▶ TASK REQUIREMENTS
Copy every record below exactly.

[Dataset items]
>> START

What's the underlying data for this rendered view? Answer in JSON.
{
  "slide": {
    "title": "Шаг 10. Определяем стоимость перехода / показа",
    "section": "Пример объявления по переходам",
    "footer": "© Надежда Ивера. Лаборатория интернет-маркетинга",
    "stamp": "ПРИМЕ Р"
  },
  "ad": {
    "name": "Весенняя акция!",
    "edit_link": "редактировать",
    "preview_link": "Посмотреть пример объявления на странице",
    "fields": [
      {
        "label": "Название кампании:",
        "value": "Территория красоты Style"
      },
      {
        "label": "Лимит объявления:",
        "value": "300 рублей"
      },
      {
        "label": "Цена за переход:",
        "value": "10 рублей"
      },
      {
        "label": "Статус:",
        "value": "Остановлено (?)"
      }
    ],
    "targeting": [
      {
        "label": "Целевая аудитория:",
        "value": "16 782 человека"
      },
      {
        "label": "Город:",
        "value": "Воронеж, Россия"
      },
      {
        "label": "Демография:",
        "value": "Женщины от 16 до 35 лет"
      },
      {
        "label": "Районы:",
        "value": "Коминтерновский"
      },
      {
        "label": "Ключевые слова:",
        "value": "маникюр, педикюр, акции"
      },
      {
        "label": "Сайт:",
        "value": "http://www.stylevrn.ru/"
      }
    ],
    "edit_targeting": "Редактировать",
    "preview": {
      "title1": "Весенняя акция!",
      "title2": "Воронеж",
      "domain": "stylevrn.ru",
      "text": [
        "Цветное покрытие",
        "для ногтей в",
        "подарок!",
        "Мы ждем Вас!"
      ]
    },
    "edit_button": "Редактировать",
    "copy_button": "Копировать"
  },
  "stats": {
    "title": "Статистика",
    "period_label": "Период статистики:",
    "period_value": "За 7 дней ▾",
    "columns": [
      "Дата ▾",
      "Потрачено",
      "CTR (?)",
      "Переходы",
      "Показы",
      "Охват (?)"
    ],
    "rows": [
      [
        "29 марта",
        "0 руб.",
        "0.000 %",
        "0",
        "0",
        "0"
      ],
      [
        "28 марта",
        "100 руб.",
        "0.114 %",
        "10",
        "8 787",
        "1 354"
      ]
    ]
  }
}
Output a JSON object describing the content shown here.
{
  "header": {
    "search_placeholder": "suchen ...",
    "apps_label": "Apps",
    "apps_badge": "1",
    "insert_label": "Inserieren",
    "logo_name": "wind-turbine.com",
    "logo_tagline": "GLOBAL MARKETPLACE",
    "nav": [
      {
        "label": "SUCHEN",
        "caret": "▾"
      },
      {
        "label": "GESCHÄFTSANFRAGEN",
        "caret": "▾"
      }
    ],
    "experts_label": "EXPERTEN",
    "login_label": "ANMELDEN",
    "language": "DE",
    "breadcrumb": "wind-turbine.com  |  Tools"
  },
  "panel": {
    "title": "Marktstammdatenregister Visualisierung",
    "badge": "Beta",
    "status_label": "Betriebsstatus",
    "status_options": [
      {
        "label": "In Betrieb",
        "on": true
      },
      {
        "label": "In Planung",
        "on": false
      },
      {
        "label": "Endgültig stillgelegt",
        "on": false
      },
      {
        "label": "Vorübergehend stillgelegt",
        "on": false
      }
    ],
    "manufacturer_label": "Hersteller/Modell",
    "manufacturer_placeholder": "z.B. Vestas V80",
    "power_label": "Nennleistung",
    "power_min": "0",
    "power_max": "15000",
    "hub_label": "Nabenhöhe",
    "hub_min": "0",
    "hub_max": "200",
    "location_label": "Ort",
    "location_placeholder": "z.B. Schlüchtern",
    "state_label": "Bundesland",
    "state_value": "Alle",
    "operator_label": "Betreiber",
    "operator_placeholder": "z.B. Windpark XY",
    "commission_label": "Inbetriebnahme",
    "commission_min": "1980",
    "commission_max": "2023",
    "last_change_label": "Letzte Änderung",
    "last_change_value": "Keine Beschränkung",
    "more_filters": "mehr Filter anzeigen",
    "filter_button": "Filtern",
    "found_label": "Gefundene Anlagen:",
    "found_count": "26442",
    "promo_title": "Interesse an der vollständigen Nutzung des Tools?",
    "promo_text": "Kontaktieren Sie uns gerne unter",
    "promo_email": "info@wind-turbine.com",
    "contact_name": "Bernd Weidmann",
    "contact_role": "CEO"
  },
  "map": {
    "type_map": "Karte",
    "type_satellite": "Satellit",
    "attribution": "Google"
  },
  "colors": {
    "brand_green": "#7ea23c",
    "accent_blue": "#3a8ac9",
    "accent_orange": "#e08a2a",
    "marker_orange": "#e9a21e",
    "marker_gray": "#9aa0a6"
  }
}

>> END

▶ RESPONSE TO THE EXERCISE
What's the underlying data for this rendered view? Answer in JSON.
{
  "slide": {
    "title": "Шаг 10. Определяем стоимость перехода / показа",
    "section": "Пример объявления по переходам",
    "footer": "© Надежда Ивера. Лаборатория интернет-маркетинга",
    "stamp": "ПРИМЕ Р"
  },
  "ad": {
    "name": "Весенняя акция!",
    "edit_link": "редактировать",
    "preview_link": "Посмотреть пример объявления на странице",
    "fields": [
      {
        "label": "Название кампании:",
        "value": "Территория красоты Style"
      },
      {
        "label": "Лимит объявления:",
        "value": "300 рублей"
      },
      {
        "label": "Цена за переход:",
        "value": "10 рублей"
      },
      {
        "label": "Статус:",
        "value": "Остановлено (?)"
      }
    ],
    "targeting": [
      {
        "label": "Целевая аудитория:",
        "value": "16 782 человека"
      },
      {
        "label": "Город:",
        "value": "Воронеж, Россия"
      },
      {
        "label": "Демография:",
        "value": "Женщины от 16 до 35 лет"
      },
      {
        "label": "Районы:",
        "value": "Коминтерновский"
      },
      {
        "label": "Ключевые слова:",
        "value": "маникюр, педикюр, акции"
      },
      {
        "label": "Сайт:",
        "value": "http://www.stylevrn.ru/"
      }
    ],
    "edit_targeting": "Редактировать",
    "preview": {
      "title1": "Весенняя акция!",
      "title2": "Воронеж",
      "domain": "stylevrn.ru",
      "text": [
        "Цветное покрытие",
        "для ногтей в",
        "подарок!",
        "Мы ждем Вас!"
      ]
    },
    "edit_button": "Редактировать",
    "copy_button": "Копировать"
  },
  "stats": {
    "title": "Статистика",
    "period_label": "Период статистики:",
    "period_value": "За 7 дней ▾",
    "columns": [
      "Дата ▾",
      "Потрачено",
      "CTR (?)",
      "Переходы",
      "Показы",
      "Охват (?)"
    ],
    "rows": [
      [
        "29 марта",
        "0 руб.",
        "0.000 %",
        "0",
        "0",
        "0"
      ],
      [
        "28 марта",
        "100 руб.",
        "0.114 %",
        "10",
        "8 787",
        "1 354"
      ]
    ]
  }
}
Output a JSON object describing the content shown here.
{
  "header": {
    "search_placeholder": "suchen ...",
    "apps_label": "Apps",
    "apps_badge": "1",
    "insert_label": "Inserieren",
    "logo_name": "wind-turbine.com",
    "logo_tagline": "GLOBAL MARKETPLACE",
    "nav": [
      {
        "label": "SUCHEN",
        "caret": "▾"
      },
      {
        "label": "GESCHÄFTSANFRAGEN",
        "caret": "▾"
      }
    ],
    "experts_label": "EXPERTEN",
    "login_label": "ANMELDEN",
    "language": "DE",
    "breadcrumb": "wind-turbine.com  |  Tools"
  },
  "panel": {
    "title": "Marktstammdatenregister Visualisierung",
    "badge": "Beta",
    "status_label": "Betriebsstatus",
    "status_options": [
      {
        "label": "In Betrieb",
        "on": true
      },
      {
        "label": "In Planung",
        "on": false
      },
      {
        "label": "Endgültig stillgelegt",
        "on": false
      },
      {
        "label": "Vorübergehend stillgelegt",
        "on": false
      }
    ],
    "manufacturer_label": "Hersteller/Modell",
    "manufacturer_placeholder": "z.B. Vestas V80",
    "power_label": "Nennleistung",
    "power_min": "0",
    "power_max": "15000",
    "hub_label": "Nabenhöhe",
    "hub_min": "0",
    "hub_max": "200",
    "location_label": "Ort",
    "location_placeholder": "z.B. Schlüchtern",
    "state_label": "Bundesland",
    "state_value": "Alle",
    "operator_label": "Betreiber",
    "operator_placeholder": "z.B. Windpark XY",
    "commission_label": "Inbetriebnahme",
    "commission_min": "1980",
    "commission_max": "2023",
    "last_change_label": "Letzte Änderung",
    "last_change_value": "Keine Beschränkung",
    "more_filters": "mehr Filter anzeigen",
    "filter_button": "Filtern",
    "found_label": "Gefundene Anlagen:",
    "found_count": "26442",
    "promo_title": "Interesse an der vollständigen Nutzung des Tools?",
    "promo_text": "Kontaktieren Sie uns gerne unter",
    "promo_email": "info@wind-turbine.com",
    "contact_name": "Bernd Weidmann",
    "contact_role": "CEO"
  },
  "map": {
    "type_map": "Karte",
    "type_satellite": "Satellit",
    "attribution": "Google"
  },
  "colors": {
    "brand_green": "#7ea23c",
    "accent_blue": "#3a8ac9",
    "accent_orange": "#e08a2a",
    "marker_orange": "#e9a21e",
    "marker_gray": "#9aa0a6"
  }
}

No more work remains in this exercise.